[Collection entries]
::::

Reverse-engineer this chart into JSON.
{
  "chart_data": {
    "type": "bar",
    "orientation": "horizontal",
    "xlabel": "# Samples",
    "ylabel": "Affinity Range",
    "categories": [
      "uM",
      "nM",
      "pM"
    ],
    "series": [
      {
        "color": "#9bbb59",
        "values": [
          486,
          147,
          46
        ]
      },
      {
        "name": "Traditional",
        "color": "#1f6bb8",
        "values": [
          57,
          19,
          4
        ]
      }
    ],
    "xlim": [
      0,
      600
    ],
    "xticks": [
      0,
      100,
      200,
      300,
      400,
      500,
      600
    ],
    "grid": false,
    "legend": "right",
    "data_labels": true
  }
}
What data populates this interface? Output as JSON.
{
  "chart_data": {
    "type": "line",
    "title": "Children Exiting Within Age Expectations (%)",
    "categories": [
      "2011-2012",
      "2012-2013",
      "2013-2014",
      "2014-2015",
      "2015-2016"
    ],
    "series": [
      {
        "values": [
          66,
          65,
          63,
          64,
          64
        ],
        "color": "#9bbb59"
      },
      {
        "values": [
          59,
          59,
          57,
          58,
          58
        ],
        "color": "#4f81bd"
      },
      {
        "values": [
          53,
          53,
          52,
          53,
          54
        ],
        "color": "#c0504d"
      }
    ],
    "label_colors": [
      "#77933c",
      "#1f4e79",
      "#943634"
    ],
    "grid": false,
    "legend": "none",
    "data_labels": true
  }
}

::::

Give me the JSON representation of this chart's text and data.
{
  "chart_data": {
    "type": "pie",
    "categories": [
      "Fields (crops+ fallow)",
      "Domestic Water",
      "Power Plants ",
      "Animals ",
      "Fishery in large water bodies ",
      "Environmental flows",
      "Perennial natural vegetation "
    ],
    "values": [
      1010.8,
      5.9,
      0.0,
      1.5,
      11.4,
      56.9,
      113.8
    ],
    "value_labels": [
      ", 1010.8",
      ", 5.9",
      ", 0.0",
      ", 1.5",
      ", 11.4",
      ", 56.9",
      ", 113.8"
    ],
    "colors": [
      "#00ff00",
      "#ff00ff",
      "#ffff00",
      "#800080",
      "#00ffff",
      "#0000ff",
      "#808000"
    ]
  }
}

::::

What you are asked to do
Using the material above, copy every line in which the string "this" occurs.

The completed task
Reverse-engineer this chart into JSON.
What data populates this interface? Output as JSON.
Give me the JSON representation of this chart's text and data.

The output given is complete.